··· Input material
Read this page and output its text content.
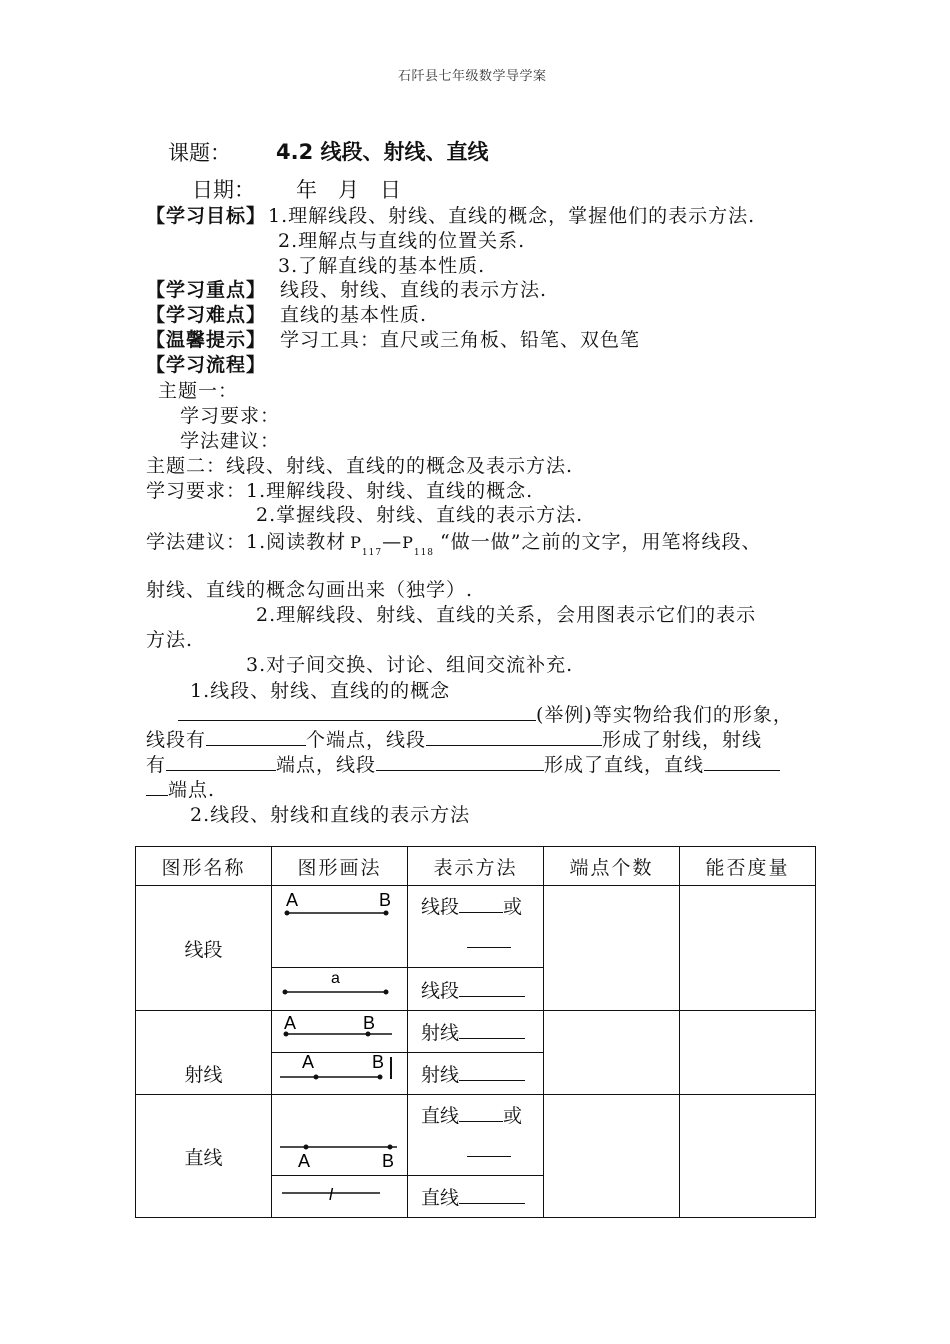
石阡县七年级数学导学案
课题： 4.2 线段、射线、直线
日期： 年 月 日
【学习目标】 1.理解线段、射线、直线的概念，掌握他们的表示方法.
2.理解点与直线的位置关系.
3.了解直线的基本性质.
【学习重点】 线段、射线、直线的表示方法.
【学习难点】 直线的基本性质.
【温馨提示】 学习工具：直尺或三角板、铅笔、双色笔
【学习流程】
主题一：
学习要求：
学法建议：
主题二：线段、射线、直线的的概念及表示方法.
学习要求：1.理解线段、射线、直线的概念.
2.掌握线段、射线、直线的表示方法.
学法建议：1.阅读教材 $P_{117}—P_{118}$ “做一做”之前的文字，用笔将线段、
射线、直线的概念勾画出来（独学）.
2.理解线段、射线、直线的关系，会用图表示它们的表示
方法.
3.对子间交换、讨论、组间交流补充.
1.线段、射线、直线的的概念
(举例)等实物给我们的形象，
线段有	个端点，线段	形成了射线，射线
有	端点，线段	形成了直线，直线
端点.
2.线段、射线和直线的表示方法
图形名称	图形画法	表示方法	端点个数	能否度量
线段	A B	线段 或		

a	线段		

射线	A B	射线		

A B	射线		
直线	A B	直线 或		

l	直线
······
§ Task details: Reproduce the material in its entirety and word for word, without the pictures.

§ Response to this task:
Read this page and output its text content.
石阡县七年级数学导学案
课题： 4.2 线段、射线、直线
日期： 年 月 日
【学习目标】 1.理解线段、射线、直线的概念，掌握他们的表示方法.
2.理解点与直线的位置关系.
3.了解直线的基本性质.
【学习重点】 线段、射线、直线的表示方法.
【学习难点】 直线的基本性质.
【温馨提示】 学习工具：直尺或三角板、铅笔、双色笔
【学习流程】
主题一：
学习要求：
学法建议：
主题二：线段、射线、直线的的概念及表示方法.
学习要求：1.理解线段、射线、直线的概念.
2.掌握线段、射线、直线的表示方法.
学法建议：1.阅读教材 $P_{117}—P_{118}$ “做一做”之前的文字，用笔将线段、
射线、直线的概念勾画出来（独学）.
2.理解线段、射线、直线的关系，会用图表示它们的表示
方法.
3.对子间交换、讨论、组间交流补充.
1.线段、射线、直线的的概念
(举例)等实物给我们的形象，
线段有	个端点，线段	形成了射线，射线
有	端点，线段	形成了直线，直线
端点.
2.线段、射线和直线的表示方法
图形名称	图形画法	表示方法	端点个数	能否度量
线段	A B	线段 或		

a	线段		

射线	A B	射线		

A B	射线		
直线	A B	直线 或		

l	直线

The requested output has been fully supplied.